═════ Data provided
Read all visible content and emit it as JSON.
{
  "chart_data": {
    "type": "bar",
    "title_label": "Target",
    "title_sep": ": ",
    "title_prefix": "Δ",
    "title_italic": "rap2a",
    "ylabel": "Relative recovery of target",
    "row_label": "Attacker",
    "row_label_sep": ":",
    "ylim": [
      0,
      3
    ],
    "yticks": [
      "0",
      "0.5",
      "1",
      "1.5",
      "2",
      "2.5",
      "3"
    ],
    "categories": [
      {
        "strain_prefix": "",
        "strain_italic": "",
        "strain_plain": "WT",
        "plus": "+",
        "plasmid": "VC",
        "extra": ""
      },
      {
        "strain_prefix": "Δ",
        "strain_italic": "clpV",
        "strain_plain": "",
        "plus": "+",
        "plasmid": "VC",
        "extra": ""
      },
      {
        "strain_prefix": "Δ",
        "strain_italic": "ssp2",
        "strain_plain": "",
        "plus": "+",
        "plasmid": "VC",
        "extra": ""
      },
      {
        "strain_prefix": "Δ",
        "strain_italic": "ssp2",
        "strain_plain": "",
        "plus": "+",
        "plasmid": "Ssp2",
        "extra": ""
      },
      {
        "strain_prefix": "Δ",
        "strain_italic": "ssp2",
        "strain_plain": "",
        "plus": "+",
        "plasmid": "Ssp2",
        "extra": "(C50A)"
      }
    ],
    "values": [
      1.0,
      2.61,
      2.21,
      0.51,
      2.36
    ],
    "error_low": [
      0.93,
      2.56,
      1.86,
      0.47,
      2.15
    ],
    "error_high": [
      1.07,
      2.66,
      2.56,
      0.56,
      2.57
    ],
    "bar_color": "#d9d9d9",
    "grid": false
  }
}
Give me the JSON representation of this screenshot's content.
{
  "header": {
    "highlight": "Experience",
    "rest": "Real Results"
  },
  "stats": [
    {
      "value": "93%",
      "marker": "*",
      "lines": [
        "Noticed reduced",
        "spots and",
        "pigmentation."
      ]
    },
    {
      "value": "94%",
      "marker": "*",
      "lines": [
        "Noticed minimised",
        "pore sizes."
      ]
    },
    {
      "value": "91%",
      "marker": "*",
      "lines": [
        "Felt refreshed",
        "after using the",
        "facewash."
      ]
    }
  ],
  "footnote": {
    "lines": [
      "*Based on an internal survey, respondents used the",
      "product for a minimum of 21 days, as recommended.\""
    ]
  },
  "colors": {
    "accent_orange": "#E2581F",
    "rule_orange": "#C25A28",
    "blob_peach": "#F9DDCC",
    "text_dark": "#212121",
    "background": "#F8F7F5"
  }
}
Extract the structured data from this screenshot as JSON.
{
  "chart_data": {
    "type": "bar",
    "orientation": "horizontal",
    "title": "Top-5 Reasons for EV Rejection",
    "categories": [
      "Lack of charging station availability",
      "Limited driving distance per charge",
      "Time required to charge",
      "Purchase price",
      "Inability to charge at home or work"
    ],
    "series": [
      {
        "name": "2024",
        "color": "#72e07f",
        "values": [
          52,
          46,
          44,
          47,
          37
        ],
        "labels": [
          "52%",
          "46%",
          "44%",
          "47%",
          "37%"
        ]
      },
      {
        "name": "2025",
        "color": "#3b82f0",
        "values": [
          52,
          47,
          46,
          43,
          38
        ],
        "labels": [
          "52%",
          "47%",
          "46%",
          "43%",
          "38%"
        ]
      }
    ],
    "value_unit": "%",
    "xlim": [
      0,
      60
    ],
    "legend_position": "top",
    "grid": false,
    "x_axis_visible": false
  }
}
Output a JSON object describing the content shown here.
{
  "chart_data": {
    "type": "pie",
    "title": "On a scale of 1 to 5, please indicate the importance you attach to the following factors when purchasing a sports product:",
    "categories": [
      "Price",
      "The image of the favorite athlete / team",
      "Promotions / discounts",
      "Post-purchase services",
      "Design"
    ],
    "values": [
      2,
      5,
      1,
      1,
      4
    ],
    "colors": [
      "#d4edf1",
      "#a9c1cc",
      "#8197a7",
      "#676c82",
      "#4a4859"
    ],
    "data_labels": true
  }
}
══════════
Task details: Above are the records; retype every one exactly.

Response to the task:
Read all visible content and emit it as JSON.
{
  "chart_data": {
    "type": "bar",
    "title_label": "Target",
    "title_sep": ": ",
    "title_prefix": "Δ",
    "title_italic": "rap2a",
    "ylabel": "Relative recovery of target",
    "row_label": "Attacker",
    "row_label_sep": ":",
    "ylim": [
      0,
      3
    ],
    "yticks": [
      "0",
      "0.5",
      "1",
      "1.5",
      "2",
      "2.5",
      "3"
    ],
    "categories": [
      {
        "strain_prefix": "",
        "strain_italic": "",
        "strain_plain": "WT",
        "plus": "+",
        "plasmid": "VC",
        "extra": ""
      },
      {
        "strain_prefix": "Δ",
        "strain_italic": "clpV",
        "strain_plain": "",
        "plus": "+",
        "plasmid": "VC",
        "extra": ""
      },
      {
        "strain_prefix": "Δ",
        "strain_italic": "ssp2",
        "strain_plain": "",
        "plus": "+",
        "plasmid": "VC",
        "extra": ""
      },
      {
        "strain_prefix": "Δ",
        "strain_italic": "ssp2",
        "strain_plain": "",
        "plus": "+",
        "plasmid": "Ssp2",
        "extra": ""
      },
      {
        "strain_prefix": "Δ",
        "strain_italic": "ssp2",
        "strain_plain": "",
        "plus": "+",
        "plasmid": "Ssp2",
        "extra": "(C50A)"
      }
    ],
    "values": [
      1.0,
      2.61,
      2.21,
      0.51,
      2.36
    ],
    "error_low": [
      0.93,
      2.56,
      1.86,
      0.47,
      2.15
    ],
    "error_high": [
      1.07,
      2.66,
      2.56,
      0.56,
      2.57
    ],
    "bar_color": "#d9d9d9",
    "grid": false
  }
}
Give me the JSON representation of this screenshot's content.
{
  "header": {
    "highlight": "Experience",
    "rest": "Real Results"
  },
  "stats": [
    {
      "value": "93%",
      "marker": "*",
      "lines": [
        "Noticed reduced",
        "spots and",
        "pigmentation."
      ]
    },
    {
      "value": "94%",
      "marker": "*",
      "lines": [
        "Noticed minimised",
        "pore sizes."
      ]
    },
    {
      "value": "91%",
      "marker": "*",
      "lines": [
        "Felt refreshed",
        "after using the",
        "facewash."
      ]
    }
  ],
  "footnote": {
    "lines": [
      "*Based on an internal survey, respondents used the",
      "product for a minimum of 21 days, as recommended.\""
    ]
  },
  "colors": {
    "accent_orange": "#E2581F",
    "rule_orange": "#C25A28",
    "blob_peach": "#F9DDCC",
    "text_dark": "#212121",
    "background": "#F8F7F5"
  }
}
Extract the structured data from this screenshot as JSON.
{
  "chart_data": {
    "type": "bar",
    "orientation": "horizontal",
    "title": "Top-5 Reasons for EV Rejection",
    "categories": [
      "Lack of charging station availability",
      "Limited driving distance per charge",
      "Time required to charge",
      "Purchase price",
      "Inability to charge at home or work"
    ],
    "series": [
      {
        "name": "2024",
        "color": "#72e07f",
        "values": [
          52,
          46,
          44,
          47,
          37
        ],
        "labels": [
          "52%",
          "46%",
          "44%",
          "47%",
          "37%"
        ]
      },
      {
        "name": "2025",
        "color": "#3b82f0",
        "values": [
          52,
          47,
          46,
          43,
          38
        ],
        "labels": [
          "52%",
          "47%",
          "46%",
          "43%",
          "38%"
        ]
      }
    ],
    "value_unit": "%",
    "xlim": [
      0,
      60
    ],
    "legend_position": "top",
    "grid": false,
    "x_axis_visible": false
  }
}
Output a JSON object describing the content shown here.
{
  "chart_data": {
    "type": "pie",
    "title": "On a scale of 1 to 5, please indicate the importance you attach to the following factors when purchasing a sports product:",
    "categories": [
      "Price",
      "The image of the favorite athlete / team",
      "Promotions / discounts",
      "Post-purchase services",
      "Design"
    ],
    "values": [
      2,
      5,
      1,
      1,
      4
    ],
    "colors": [
      "#d4edf1",
      "#a9c1cc",
      "#8197a7",
      "#676c82",
      "#4a4859"
    ],
    "data_labels": true
  }
}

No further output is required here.